## [Records for the exercise]
+ + + + +
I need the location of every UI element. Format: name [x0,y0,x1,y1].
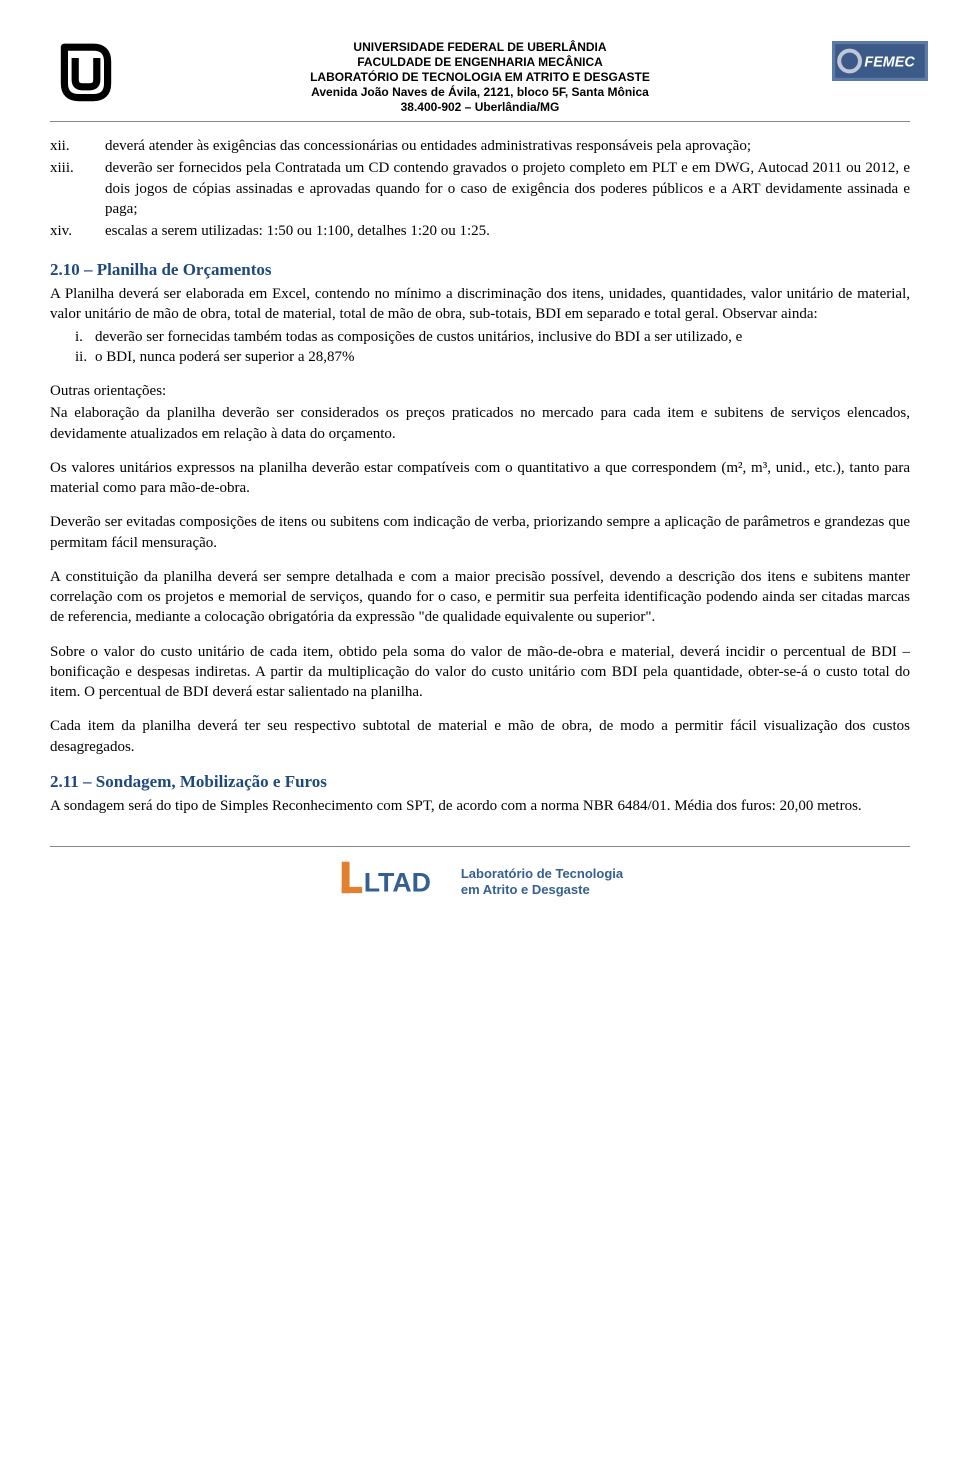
list-item: ii. o BDI, nunca poderá ser superior a 2… [50,347,910,367]
header-text: UNIVERSIDADE FEDERAL DE UBERLÂNDIA FACUL… [128,40,832,115]
ltad-logo: LTAD [337,857,447,907]
item-number: xiv. [50,221,105,241]
paragraph: Os valores unitários expressos na planil… [50,458,910,499]
item-text: deverão ser fornecidos pela Contratada u… [105,158,910,219]
ufu-logo [50,40,128,112]
item-text: deverão ser fornecidas também todas as c… [95,327,910,347]
header-line: LABORATÓRIO DE TECNOLOGIA EM ATRITO E DE… [136,70,824,85]
page-footer: LTAD Laboratório de Tecnologia em Atrito… [50,846,910,907]
section-211-body: A sondagem será do tipo de Simples Recon… [50,796,910,816]
paragraph: Sobre o valor do custo unitário de cada … [50,642,910,703]
sub-list-210: i. deverão ser fornecidas também todas a… [50,327,910,368]
section-210-intro: A Planilha deverá ser elaborada em Excel… [50,284,910,325]
femec-logo: FEMEC [832,40,910,82]
list-item: xiii. deverão ser fornecidos pela Contra… [50,158,910,219]
footer-line: em Atrito e Desgaste [461,882,623,898]
item-text: o BDI, nunca poderá ser superior a 28,87… [95,347,910,367]
roman-list: xii. deverá atender às exigências das co… [50,136,910,241]
page-header: UNIVERSIDADE FEDERAL DE UBERLÂNDIA FACUL… [50,40,910,122]
footer-line: Laboratório de Tecnologia [461,866,623,882]
paragraph: A constituição da planilha deverá ser se… [50,567,910,628]
footer-text: Laboratório de Tecnologia em Atrito e De… [461,866,623,899]
header-line: FACULDADE DE ENGENHARIA MECÂNICA [136,55,824,70]
section-title-211: 2.11 – Sondagem, Mobilização e Furos [50,771,910,794]
svg-text:FEMEC: FEMEC [864,55,915,71]
item-number: xiii. [50,158,105,219]
item-number: i. [50,327,95,347]
svg-text:LTAD: LTAD [364,868,431,898]
header-line: UNIVERSIDADE FEDERAL DE UBERLÂNDIA [136,40,824,55]
header-line: Avenida João Naves de Ávila, 2121, bloco… [136,85,824,100]
paragraph: Cada item da planilha deverá ter seu res… [50,716,910,757]
paragraph: Deverão ser evitadas composições de iten… [50,512,910,553]
outras-label: Outras orientações: [50,381,910,401]
item-text: deverá atender às exigências das concess… [105,136,910,156]
list-item: xiv. escalas a serem utilizadas: 1:50 ou… [50,221,910,241]
paragraph: Na elaboração da planilha deverão ser co… [50,403,910,444]
item-number: ii. [50,347,95,367]
section-title-210: 2.10 – Planilha de Orçamentos [50,259,910,282]
header-line: 38.400-902 – Uberlândia/MG [136,100,824,115]
item-number: xii. [50,136,105,156]
item-text: escalas a serem utilizadas: 1:50 ou 1:10… [105,221,910,241]
list-item: i. deverão ser fornecidas também todas a… [50,327,910,347]
list-item: xii. deverá atender às exigências das co… [50,136,910,156]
+ + + + +
## [Aim of the task]
Lay out the lines of the records above as a numbered list, skipping blank lines, covering only the stretch from the line containing "list-item: ii. o" through the line containing "item-text: o BDI, nunca".

## [Correct answer]
1. list-item: ii. o BDI, nunca poderá ser superior a 2… [50,347,910,367]
2. header-text: UNIVERSIDADE FEDERAL DE UBERLÂNDIA FACUL… [128,40,832,115]
3. ltad-logo: LTAD [337,857,447,907]
4. item-number: xiv. [50,221,105,241]
5. paragraph: Os valores unitários expressos na planil… [50,458,910,499]
6. item-text: deverão ser fornecidos pela Contratada u… [105,158,910,219]
7. ufu-logo [50,40,128,112]
8. item-text: deverão ser fornecidas também todas as c… [95,327,910,347]
9. header-line: LABORATÓRIO DE TECNOLOGIA EM ATRITO E DE… [136,70,824,85]
10. page-footer: LTAD Laboratório de Tecnologia em Atrito… [50,846,910,907]
11. section-211-body: A sondagem será do tipo de Simples Recon… [50,796,910,816]
12. paragraph: Sobre o valor do custo unitário de cada … [50,642,910,703]
13. sub-list-210: i. deverão ser fornecidas também todas a… [50,327,910,368]
14. section-210-intro: A Planilha deverá ser elaborada em Excel… [50,284,910,325]
15. femec-logo: FEMEC [832,40,910,82]
16. list-item: xiii. deverão ser fornecidos pela Contra… [50,158,910,219]
17. footer-line: em Atrito e Desgaste [461,882,623,898]
18. item-text: o BDI, nunca poderá ser superior a 28,87… [95,347,910,367]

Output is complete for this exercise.